Saved data entries
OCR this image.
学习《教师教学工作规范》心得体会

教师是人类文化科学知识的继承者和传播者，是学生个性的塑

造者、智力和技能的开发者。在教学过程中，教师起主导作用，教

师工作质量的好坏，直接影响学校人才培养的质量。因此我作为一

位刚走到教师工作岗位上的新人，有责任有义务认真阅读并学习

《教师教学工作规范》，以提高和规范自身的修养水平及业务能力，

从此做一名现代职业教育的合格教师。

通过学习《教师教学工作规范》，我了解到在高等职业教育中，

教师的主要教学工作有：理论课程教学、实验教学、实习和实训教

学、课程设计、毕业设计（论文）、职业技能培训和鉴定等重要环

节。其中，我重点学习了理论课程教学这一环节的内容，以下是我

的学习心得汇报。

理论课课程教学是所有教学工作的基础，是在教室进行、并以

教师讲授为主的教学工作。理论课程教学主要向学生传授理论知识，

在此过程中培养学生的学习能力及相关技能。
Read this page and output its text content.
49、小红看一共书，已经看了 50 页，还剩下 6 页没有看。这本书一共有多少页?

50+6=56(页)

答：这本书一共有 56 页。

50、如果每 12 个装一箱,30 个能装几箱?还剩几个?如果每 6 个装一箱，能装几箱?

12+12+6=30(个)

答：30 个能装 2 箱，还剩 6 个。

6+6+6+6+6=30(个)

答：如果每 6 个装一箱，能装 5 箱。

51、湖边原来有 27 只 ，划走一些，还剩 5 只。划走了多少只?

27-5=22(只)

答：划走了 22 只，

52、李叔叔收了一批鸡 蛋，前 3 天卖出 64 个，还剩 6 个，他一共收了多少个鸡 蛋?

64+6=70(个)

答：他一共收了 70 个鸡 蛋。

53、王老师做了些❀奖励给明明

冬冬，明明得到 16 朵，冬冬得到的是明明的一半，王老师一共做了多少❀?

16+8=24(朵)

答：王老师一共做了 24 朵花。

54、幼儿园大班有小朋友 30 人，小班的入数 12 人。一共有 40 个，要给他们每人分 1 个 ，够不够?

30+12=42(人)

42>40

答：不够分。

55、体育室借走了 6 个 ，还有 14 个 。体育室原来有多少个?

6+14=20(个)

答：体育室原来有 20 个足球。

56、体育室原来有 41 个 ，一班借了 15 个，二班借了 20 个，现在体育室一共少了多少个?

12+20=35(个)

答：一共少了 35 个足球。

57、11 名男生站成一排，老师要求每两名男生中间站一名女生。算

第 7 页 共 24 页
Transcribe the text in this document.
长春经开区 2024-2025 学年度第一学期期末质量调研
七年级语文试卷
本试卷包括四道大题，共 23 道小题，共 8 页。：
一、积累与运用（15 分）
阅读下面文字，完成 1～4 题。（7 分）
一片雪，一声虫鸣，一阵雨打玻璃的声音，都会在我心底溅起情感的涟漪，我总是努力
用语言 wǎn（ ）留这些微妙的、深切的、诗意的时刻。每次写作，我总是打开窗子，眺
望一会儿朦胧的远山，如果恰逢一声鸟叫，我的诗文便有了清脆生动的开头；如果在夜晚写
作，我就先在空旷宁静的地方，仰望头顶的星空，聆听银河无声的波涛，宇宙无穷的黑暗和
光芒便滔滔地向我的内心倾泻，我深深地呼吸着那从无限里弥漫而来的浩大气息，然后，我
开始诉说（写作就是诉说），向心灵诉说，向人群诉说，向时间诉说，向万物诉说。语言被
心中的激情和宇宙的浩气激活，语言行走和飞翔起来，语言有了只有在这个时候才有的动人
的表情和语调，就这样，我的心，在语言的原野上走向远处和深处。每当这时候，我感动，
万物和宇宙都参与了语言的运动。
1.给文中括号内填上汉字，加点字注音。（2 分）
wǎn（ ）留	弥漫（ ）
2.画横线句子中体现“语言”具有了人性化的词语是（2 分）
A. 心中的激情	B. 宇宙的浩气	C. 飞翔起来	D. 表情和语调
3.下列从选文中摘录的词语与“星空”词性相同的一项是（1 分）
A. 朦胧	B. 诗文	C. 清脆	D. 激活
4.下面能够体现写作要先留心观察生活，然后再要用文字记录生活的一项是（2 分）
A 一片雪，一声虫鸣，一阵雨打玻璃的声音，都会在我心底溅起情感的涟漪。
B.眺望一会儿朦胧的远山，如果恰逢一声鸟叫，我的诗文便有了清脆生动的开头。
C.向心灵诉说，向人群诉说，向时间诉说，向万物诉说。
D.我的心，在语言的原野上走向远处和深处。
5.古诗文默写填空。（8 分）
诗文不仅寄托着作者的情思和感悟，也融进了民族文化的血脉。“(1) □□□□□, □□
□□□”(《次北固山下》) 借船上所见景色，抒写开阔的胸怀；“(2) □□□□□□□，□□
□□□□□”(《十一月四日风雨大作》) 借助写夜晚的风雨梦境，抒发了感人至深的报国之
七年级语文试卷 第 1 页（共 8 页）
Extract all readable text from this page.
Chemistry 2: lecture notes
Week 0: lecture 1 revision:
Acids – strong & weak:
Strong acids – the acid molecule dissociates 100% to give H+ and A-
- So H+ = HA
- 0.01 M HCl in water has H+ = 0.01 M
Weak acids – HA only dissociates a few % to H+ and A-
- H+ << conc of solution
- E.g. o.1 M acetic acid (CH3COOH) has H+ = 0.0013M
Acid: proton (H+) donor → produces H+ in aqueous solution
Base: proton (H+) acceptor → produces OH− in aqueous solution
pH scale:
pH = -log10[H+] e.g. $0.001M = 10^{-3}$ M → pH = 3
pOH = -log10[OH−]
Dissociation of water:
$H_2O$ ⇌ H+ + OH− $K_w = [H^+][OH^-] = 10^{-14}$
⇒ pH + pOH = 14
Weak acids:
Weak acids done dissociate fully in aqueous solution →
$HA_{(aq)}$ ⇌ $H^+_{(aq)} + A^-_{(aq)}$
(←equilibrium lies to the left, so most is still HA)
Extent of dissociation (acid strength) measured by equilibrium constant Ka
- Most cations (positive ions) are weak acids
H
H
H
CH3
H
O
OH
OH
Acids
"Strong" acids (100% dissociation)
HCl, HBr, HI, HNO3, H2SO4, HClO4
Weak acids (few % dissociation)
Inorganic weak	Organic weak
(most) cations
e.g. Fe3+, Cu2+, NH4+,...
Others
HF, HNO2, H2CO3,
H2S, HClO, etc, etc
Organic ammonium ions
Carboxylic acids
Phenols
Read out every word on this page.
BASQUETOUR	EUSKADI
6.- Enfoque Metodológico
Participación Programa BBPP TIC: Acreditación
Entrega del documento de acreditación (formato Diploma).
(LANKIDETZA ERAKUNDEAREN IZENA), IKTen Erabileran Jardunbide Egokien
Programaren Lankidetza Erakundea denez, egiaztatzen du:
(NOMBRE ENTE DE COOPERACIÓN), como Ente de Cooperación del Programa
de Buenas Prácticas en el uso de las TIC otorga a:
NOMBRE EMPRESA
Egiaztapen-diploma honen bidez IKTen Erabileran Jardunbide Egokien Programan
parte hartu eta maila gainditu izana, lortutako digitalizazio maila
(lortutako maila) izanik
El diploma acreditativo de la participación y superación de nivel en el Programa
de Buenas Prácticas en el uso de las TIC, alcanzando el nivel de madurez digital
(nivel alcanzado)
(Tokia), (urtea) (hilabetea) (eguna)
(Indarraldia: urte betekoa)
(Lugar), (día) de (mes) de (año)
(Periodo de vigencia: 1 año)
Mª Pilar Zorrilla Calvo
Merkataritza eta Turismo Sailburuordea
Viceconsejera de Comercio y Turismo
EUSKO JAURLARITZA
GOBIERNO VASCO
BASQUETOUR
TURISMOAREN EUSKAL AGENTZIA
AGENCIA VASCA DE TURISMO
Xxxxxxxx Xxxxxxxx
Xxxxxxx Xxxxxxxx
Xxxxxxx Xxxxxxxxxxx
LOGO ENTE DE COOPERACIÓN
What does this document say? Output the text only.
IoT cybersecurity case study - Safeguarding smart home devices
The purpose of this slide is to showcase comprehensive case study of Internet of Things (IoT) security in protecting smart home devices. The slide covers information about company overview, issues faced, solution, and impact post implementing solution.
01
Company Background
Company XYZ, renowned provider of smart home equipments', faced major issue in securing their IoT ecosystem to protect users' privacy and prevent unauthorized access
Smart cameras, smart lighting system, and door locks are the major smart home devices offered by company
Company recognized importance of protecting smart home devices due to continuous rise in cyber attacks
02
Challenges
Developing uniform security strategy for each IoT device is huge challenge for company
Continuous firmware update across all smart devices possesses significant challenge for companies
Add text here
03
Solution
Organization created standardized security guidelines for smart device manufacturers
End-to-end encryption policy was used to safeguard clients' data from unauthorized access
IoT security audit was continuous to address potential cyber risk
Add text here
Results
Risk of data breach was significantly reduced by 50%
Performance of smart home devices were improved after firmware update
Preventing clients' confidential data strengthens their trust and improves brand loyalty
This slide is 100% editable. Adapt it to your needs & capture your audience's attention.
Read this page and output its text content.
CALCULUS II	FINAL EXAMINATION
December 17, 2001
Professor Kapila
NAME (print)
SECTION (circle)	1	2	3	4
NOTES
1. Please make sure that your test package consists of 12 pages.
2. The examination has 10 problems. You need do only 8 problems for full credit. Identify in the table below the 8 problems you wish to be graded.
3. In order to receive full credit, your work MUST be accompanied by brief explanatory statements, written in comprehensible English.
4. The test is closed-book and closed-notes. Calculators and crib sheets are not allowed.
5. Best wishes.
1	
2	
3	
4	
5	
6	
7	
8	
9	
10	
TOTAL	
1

*Task objective*:
Look through the material above and pick out each line holding the word "firmware".

*Solution for this task*:
Continuous firmware update across all smart devices possesses significant challenge for companies
Performance of smart home devices were improved after firmware update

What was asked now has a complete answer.